DIRECTIONS FOR THIS TASK. Put each line of the material, from its first line through the line containing "222, 617, 242]" inclusive, into a JSON list of strings, one string per line, omitting blank lines.

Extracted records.
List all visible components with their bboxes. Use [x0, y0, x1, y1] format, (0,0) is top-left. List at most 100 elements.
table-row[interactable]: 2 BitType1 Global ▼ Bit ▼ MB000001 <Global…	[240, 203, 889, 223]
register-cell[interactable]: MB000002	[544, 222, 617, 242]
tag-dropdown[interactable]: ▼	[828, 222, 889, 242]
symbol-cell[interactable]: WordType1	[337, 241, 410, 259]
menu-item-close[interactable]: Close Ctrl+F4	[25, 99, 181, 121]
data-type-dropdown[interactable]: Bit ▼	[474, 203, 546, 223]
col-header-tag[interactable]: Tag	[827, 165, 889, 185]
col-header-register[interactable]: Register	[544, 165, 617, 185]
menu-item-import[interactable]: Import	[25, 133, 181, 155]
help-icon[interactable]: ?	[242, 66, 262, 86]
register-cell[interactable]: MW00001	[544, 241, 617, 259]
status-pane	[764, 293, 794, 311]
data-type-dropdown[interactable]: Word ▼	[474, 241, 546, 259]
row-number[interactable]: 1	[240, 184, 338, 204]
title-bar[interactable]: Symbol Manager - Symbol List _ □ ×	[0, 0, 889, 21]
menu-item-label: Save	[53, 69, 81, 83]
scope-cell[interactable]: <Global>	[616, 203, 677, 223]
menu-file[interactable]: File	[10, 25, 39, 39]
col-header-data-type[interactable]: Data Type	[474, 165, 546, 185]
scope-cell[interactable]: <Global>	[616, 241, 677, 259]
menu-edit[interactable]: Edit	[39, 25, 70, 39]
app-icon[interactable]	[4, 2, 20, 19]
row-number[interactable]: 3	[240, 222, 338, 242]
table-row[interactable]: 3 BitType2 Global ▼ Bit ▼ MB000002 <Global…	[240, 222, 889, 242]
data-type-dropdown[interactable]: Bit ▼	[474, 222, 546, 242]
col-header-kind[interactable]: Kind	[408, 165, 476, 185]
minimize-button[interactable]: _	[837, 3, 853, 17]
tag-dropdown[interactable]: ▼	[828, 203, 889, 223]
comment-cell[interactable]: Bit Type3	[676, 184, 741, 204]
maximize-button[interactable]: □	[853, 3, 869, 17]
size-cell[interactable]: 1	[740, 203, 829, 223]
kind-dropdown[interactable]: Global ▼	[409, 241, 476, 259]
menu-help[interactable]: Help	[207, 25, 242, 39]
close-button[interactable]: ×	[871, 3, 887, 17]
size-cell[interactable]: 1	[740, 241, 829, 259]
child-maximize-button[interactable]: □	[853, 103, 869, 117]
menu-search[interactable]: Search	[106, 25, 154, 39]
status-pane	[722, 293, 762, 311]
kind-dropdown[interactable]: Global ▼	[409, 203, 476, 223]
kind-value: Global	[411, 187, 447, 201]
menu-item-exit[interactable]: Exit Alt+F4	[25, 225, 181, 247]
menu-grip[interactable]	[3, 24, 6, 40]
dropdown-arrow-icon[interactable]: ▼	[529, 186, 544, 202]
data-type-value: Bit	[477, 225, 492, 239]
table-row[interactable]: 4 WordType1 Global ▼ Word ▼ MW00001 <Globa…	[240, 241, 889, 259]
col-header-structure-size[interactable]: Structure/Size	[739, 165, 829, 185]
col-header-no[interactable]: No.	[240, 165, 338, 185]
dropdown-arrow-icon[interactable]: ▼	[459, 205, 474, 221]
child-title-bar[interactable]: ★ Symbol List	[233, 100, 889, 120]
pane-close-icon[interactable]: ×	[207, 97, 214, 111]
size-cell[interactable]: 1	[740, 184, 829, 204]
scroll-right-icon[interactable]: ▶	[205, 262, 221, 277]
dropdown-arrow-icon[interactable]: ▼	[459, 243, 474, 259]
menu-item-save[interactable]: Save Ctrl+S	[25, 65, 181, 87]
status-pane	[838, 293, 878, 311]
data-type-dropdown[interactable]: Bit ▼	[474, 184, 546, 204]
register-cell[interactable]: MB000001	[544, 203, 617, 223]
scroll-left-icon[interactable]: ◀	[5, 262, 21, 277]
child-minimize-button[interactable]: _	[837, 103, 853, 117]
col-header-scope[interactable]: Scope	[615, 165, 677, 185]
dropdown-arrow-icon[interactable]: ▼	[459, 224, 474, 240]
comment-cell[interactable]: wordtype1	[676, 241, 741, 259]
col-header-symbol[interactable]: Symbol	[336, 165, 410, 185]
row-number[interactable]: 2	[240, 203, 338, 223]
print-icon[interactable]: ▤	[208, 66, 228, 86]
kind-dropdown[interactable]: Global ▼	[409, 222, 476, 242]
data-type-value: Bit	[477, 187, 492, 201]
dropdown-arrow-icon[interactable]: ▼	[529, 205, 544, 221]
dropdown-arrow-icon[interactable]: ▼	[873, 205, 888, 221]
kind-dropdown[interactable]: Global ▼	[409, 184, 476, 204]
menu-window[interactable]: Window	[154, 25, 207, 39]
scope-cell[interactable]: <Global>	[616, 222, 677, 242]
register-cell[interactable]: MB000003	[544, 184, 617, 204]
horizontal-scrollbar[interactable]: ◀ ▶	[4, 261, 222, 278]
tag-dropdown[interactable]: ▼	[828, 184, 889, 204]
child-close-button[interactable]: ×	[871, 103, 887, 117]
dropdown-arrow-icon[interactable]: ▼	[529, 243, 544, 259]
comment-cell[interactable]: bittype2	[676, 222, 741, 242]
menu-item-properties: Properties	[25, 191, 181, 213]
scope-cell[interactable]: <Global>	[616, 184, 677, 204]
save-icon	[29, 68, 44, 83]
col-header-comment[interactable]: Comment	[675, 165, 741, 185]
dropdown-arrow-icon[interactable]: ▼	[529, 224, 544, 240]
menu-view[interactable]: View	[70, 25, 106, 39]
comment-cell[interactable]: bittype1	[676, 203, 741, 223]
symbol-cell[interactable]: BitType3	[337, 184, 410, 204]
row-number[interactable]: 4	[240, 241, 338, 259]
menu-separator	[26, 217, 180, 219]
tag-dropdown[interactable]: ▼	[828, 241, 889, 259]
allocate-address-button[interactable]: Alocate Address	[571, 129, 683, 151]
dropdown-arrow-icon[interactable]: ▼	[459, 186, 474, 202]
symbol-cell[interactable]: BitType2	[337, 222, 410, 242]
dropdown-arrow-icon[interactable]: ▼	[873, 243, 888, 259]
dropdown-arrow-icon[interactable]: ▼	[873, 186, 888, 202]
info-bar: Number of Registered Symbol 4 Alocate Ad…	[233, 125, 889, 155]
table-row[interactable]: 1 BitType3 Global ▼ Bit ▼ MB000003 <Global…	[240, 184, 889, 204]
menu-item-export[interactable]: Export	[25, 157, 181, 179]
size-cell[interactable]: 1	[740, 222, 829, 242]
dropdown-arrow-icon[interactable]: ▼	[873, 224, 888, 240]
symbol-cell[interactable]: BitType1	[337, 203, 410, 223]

SOLVED EXERCISE.
[
  "List all visible components with their bboxes. Use [x0, y0, x1, y1] format, (0,0) is top-left. List at most 100 elements.",
  "table-row[interactable]: 2 BitType1 Global ▼ Bit ▼ MB000001 <Global…\t[240, 203, 889, 223]",
  "register-cell[interactable]: MB000002\t[544, 222, 617, 242]"
]